- WRITTEN INSTRUCTION:
Write the records below out again exactly as given, with no images.

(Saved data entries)
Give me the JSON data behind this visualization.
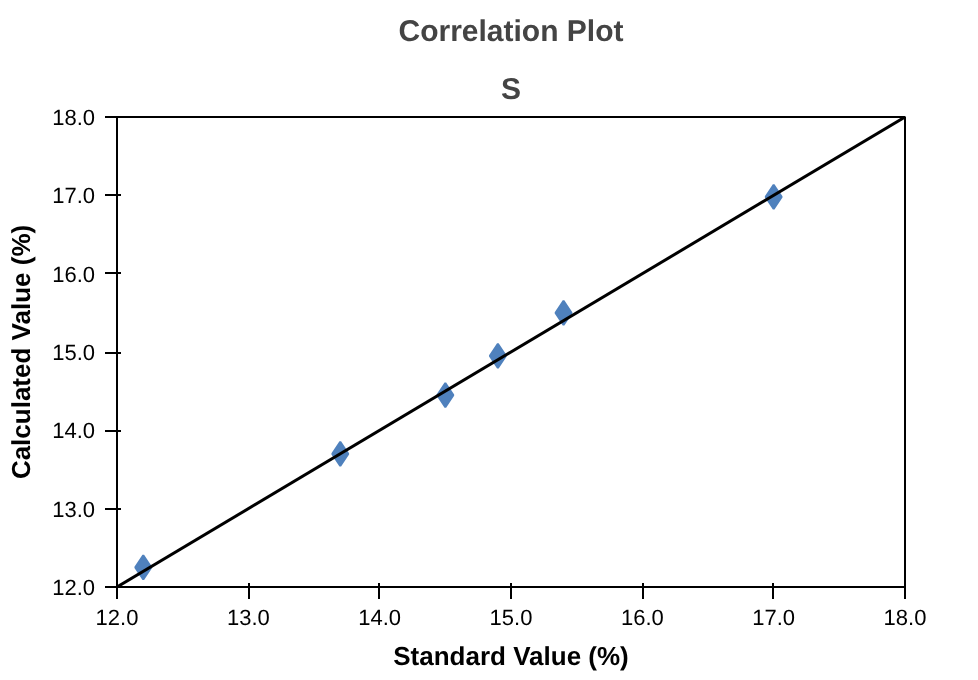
{
  "chart_data": {
    "type": "scatter",
    "title": "Correlation Plot",
    "subtitle": "S",
    "xlabel": "Standard Value (%)",
    "ylabel": "Calculated Value (%)",
    "marker": "diamond",
    "grid": false,
    "xlim": [
      12,
      18
    ],
    "ylim": [
      12,
      18
    ],
    "xticks": [
      {
        "value": 12,
        "label": "12.0"
      },
      {
        "value": 13,
        "label": "13.0"
      },
      {
        "value": 14,
        "label": "14.0"
      },
      {
        "value": 15,
        "label": "15.0"
      },
      {
        "value": 16,
        "label": "16.0"
      },
      {
        "value": 17,
        "label": "17.0"
      },
      {
        "value": 18,
        "label": "18.0"
      }
    ],
    "yticks": [
      {
        "value": 12,
        "label": "12.0"
      },
      {
        "value": 13,
        "label": "13.0"
      },
      {
        "value": 14,
        "label": "14.0"
      },
      {
        "value": 15,
        "label": "15.0"
      },
      {
        "value": 16,
        "label": "16.0"
      },
      {
        "value": 17,
        "label": "17.0"
      },
      {
        "value": 18,
        "label": "18.0"
      }
    ],
    "series": [
      {
        "color": "#4f81bd",
        "x": [
          12.2,
          13.7,
          14.5,
          14.9,
          15.4,
          17.0
        ],
        "values": [
          12.25,
          13.7,
          14.45,
          14.95,
          15.5,
          16.98
        ]
      },
      {
        "type": "line",
        "color": "#000000",
        "marker": "none",
        "x": [
          12,
          18
        ],
        "values": [
          12,
          18
        ]
      }
    ]
  }
}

- TASK SOLUTION:
Give me the JSON data behind this visualization.
{
  "chart_data": {
    "type": "scatter",
    "title": "Correlation Plot",
    "subtitle": "S",
    "xlabel": "Standard Value (%)",
    "ylabel": "Calculated Value (%)",
    "marker": "diamond",
    "grid": false,
    "xlim": [
      12,
      18
    ],
    "ylim": [
      12,
      18
    ],
    "xticks": [
      {
        "value": 12,
        "label": "12.0"
      },
      {
        "value": 13,
        "label": "13.0"
      },
      {
        "value": 14,
        "label": "14.0"
      },
      {
        "value": 15,
        "label": "15.0"
      },
      {
        "value": 16,
        "label": "16.0"
      },
      {
        "value": 17,
        "label": "17.0"
      },
      {
        "value": 18,
        "label": "18.0"
      }
    ],
    "yticks": [
      {
        "value": 12,
        "label": "12.0"
      },
      {
        "value": 13,
        "label": "13.0"
      },
      {
        "value": 14,
        "label": "14.0"
      },
      {
        "value": 15,
        "label": "15.0"
      },
      {
        "value": 16,
        "label": "16.0"
      },
      {
        "value": 17,
        "label": "17.0"
      },
      {
        "value": 18,
        "label": "18.0"
      }
    ],
    "series": [
      {
        "color": "#4f81bd",
        "x": [
          12.2,
          13.7,
          14.5,
          14.9,
          15.4,
          17.0
        ],
        "values": [
          12.25,
          13.7,
          14.45,
          14.95,
          15.5,
          16.98
        ]
      },
      {
        "type": "line",
        "color": "#000000",
        "marker": "none",
        "x": [
          12,
          18
        ],
        "values": [
          12,
          18
        ]
      }
    ]
  }
}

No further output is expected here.